What you will do:
Output every line below without omitting or altering anything.

Exercise inputs:
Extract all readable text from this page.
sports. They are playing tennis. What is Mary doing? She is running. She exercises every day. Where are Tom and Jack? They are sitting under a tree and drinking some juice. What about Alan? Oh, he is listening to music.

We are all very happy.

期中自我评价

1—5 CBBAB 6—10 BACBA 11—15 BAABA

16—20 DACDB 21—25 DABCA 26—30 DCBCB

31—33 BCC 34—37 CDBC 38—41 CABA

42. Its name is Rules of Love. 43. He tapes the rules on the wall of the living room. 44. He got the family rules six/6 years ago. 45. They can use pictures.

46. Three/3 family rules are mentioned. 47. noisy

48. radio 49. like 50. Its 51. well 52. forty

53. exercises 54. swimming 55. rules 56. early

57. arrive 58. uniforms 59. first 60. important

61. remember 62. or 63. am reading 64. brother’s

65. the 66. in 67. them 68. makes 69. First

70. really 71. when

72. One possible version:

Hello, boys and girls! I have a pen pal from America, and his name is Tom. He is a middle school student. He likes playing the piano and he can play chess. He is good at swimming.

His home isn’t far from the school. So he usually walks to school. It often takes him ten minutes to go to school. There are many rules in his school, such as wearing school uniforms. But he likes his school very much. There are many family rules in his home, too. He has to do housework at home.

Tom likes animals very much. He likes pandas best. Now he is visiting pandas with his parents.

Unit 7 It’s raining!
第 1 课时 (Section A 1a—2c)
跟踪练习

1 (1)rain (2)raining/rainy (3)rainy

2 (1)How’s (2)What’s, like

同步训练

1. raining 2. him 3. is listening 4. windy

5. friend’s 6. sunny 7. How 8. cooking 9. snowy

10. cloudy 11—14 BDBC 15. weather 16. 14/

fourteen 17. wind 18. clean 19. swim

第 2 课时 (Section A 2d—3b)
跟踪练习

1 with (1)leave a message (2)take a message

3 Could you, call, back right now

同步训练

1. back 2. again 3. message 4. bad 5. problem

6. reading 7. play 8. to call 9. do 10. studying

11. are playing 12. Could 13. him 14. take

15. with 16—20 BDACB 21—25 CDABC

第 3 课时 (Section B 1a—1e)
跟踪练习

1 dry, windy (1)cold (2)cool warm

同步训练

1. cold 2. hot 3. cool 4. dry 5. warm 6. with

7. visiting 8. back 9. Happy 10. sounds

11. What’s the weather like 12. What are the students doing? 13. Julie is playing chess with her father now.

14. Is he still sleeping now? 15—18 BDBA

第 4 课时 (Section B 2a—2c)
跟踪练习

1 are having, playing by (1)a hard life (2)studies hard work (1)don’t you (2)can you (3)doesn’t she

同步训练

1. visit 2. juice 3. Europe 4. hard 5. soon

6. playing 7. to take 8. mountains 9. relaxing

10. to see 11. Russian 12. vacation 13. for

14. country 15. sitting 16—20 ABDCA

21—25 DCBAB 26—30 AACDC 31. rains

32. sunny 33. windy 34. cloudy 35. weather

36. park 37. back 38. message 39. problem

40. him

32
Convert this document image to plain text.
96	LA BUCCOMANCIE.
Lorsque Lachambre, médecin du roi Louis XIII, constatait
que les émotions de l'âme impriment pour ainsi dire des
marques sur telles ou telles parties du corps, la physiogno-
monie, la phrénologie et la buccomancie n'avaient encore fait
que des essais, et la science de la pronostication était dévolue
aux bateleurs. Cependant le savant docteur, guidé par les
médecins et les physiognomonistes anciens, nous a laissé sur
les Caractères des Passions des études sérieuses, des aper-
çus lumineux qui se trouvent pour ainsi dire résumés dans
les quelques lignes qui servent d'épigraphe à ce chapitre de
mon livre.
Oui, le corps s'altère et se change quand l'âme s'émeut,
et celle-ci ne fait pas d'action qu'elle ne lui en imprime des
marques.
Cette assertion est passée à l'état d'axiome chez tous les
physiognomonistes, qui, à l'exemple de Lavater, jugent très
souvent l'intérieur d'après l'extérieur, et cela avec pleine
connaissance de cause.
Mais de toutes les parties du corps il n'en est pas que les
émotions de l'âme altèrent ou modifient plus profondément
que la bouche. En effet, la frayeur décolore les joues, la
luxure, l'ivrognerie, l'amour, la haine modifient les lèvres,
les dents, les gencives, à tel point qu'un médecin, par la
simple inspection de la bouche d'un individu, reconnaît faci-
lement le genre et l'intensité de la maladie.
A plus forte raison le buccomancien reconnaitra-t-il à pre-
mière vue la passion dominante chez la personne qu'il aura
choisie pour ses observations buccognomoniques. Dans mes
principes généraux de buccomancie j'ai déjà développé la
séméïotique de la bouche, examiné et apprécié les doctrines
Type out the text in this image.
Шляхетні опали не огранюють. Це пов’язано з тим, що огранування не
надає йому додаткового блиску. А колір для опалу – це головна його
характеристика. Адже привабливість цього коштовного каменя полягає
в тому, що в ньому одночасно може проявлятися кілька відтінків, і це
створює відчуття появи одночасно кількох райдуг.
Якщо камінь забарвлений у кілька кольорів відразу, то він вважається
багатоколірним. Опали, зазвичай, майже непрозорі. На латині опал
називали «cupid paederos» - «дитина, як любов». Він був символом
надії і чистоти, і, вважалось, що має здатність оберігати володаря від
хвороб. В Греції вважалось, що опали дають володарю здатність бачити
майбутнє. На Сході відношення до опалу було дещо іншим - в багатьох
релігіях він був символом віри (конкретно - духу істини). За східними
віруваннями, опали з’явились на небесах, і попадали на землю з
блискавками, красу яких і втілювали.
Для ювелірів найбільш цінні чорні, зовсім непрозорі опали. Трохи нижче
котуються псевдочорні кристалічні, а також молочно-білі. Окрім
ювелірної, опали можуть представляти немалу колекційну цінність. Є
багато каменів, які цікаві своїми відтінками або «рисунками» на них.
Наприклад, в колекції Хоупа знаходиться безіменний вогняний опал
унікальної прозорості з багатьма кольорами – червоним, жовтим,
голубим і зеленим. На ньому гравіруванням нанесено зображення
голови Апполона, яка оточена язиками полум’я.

Response to this exercise:
Extract all readable text from this page.
sports. They are playing tennis. What is Mary doing? She is running. She exercises every day. Where are Tom and Jack? They are sitting under a tree and drinking some juice. What about Alan? Oh, he is listening to music.

We are all very happy.

期中自我评价

1—5 CBBAB 6—10 BACBA 11—15 BAABA

16—20 DACDB 21—25 DABCA 26—30 DCBCB

31—33 BCC 34—37 CDBC 38—41 CABA

42. Its name is Rules of Love. 43. He tapes the rules on the wall of the living room. 44. He got the family rules six/6 years ago. 45. They can use pictures.

46. Three/3 family rules are mentioned. 47. noisy

48. radio 49. like 50. Its 51. well 52. forty

53. exercises 54. swimming 55. rules 56. early

57. arrive 58. uniforms 59. first 60. important

61. remember 62. or 63. am reading 64. brother’s

65. the 66. in 67. them 68. makes 69. First

70. really 71. when

72. One possible version:

Hello, boys and girls! I have a pen pal from America, and his name is Tom. He is a middle school student. He likes playing the piano and he can play chess. He is good at swimming.

His home isn’t far from the school. So he usually walks to school. It often takes him ten minutes to go to school. There are many rules in his school, such as wearing school uniforms. But he likes his school very much. There are many family rules in his home, too. He has to do housework at home.

Tom likes animals very much. He likes pandas best. Now he is visiting pandas with his parents.

Unit 7 It’s raining!
第 1 课时 (Section A 1a—2c)
跟踪练习

1 (1)rain (2)raining/rainy (3)rainy

2 (1)How’s (2)What’s, like

同步训练

1. raining 2. him 3. is listening 4. windy

5. friend’s 6. sunny 7. How 8. cooking 9. snowy

10. cloudy 11—14 BDBC 15. weather 16. 14/

fourteen 17. wind 18. clean 19. swim

第 2 课时 (Section A 2d—3b)
跟踪练习

1 with (1)leave a message (2)take a message

3 Could you, call, back right now

同步训练

1. back 2. again 3. message 4. bad 5. problem

6. reading 7. play 8. to call 9. do 10. studying

11. are playing 12. Could 13. him 14. take

15. with 16—20 BDACB 21—25 CDABC

第 3 课时 (Section B 1a—1e)
跟踪练习

1 dry, windy (1)cold (2)cool warm

同步训练

1. cold 2. hot 3. cool 4. dry 5. warm 6. with

7. visiting 8. back 9. Happy 10. sounds

11. What’s the weather like 12. What are the students doing? 13. Julie is playing chess with her father now.

14. Is he still sleeping now? 15—18 BDBA

第 4 课时 (Section B 2a—2c)
跟踪练习

1 are having, playing by (1)a hard life (2)studies hard work (1)don’t you (2)can you (3)doesn’t she

同步训练

1. visit 2. juice 3. Europe 4. hard 5. soon

6. playing 7. to take 8. mountains 9. relaxing

10. to see 11. Russian 12. vacation 13. for

14. country 15. sitting 16—20 ABDCA

21—25 DCBAB 26—30 AACDC 31. rains

32. sunny 33. windy 34. cloudy 35. weather

36. park 37. back 38. message 39. problem

40. him

32
Convert this document image to plain text.
96	LA BUCCOMANCIE.
Lorsque Lachambre, médecin du roi Louis XIII, constatait
que les émotions de l'âme impriment pour ainsi dire des
marques sur telles ou telles parties du corps, la physiogno-
monie, la phrénologie et la buccomancie n'avaient encore fait
que des essais, et la science de la pronostication était dévolue
aux bateleurs. Cependant le savant docteur, guidé par les
médecins et les physiognomonistes anciens, nous a laissé sur
les Caractères des Passions des études sérieuses, des aper-
çus lumineux qui se trouvent pour ainsi dire résumés dans
les quelques lignes qui servent d'épigraphe à ce chapitre de
mon livre.
Oui, le corps s'altère et se change quand l'âme s'émeut,
et celle-ci ne fait pas d'action qu'elle ne lui en imprime des
marques.
Cette assertion est passée à l'état d'axiome chez tous les
physiognomonistes, qui, à l'exemple de Lavater, jugent très
souvent l'intérieur d'après l'extérieur, et cela avec pleine
connaissance de cause.
Mais de toutes les parties du corps il n'en est pas que les
émotions de l'âme altèrent ou modifient plus profondément
que la bouche. En effet, la frayeur décolore les joues, la
luxure, l'ivrognerie, l'amour, la haine modifient les lèvres,
les dents, les gencives, à tel point qu'un médecin, par la
simple inspection de la bouche d'un individu, reconnaît faci-
lement le genre et l'intensité de la maladie.
A plus forte raison le buccomancien reconnaitra-t-il à pre-
mière vue la passion dominante chez la personne qu'il aura
choisie pour ses observations buccognomoniques. Dans mes
principes généraux de buccomancie j'ai déjà développé la
séméïotique de la bouche, examiné et apprécié les doctrines
Type out the text in this image.
Шляхетні опали не огранюють. Це пов’язано з тим, що огранування не
надає йому додаткового блиску. А колір для опалу – це головна його
характеристика. Адже привабливість цього коштовного каменя полягає
в тому, що в ньому одночасно може проявлятися кілька відтінків, і це
створює відчуття появи одночасно кількох райдуг.
Якщо камінь забарвлений у кілька кольорів відразу, то він вважається
багатоколірним. Опали, зазвичай, майже непрозорі. На латині опал
називали «cupid paederos» - «дитина, як любов». Він був символом
надії і чистоти, і, вважалось, що має здатність оберігати володаря від
хвороб. В Греції вважалось, що опали дають володарю здатність бачити
майбутнє. На Сході відношення до опалу було дещо іншим - в багатьох
релігіях він був символом віри (конкретно - духу істини). За східними
віруваннями, опали з’явились на небесах, і попадали на землю з
блискавками, красу яких і втілювали.
Для ювелірів найбільш цінні чорні, зовсім непрозорі опали. Трохи нижче
котуються псевдочорні кристалічні, а також молочно-білі. Окрім
ювелірної, опали можуть представляти немалу колекційну цінність. Є
багато каменів, які цікаві своїми відтінками або «рисунками» на них.
Наприклад, в колекції Хоупа знаходиться безіменний вогняний опал
унікальної прозорості з багатьма кольорами – червоним, жовтим,
голубим і зеленим. На ньому гравіруванням нанесено зображення
голови Апполона, яка оточена язиками полум’я.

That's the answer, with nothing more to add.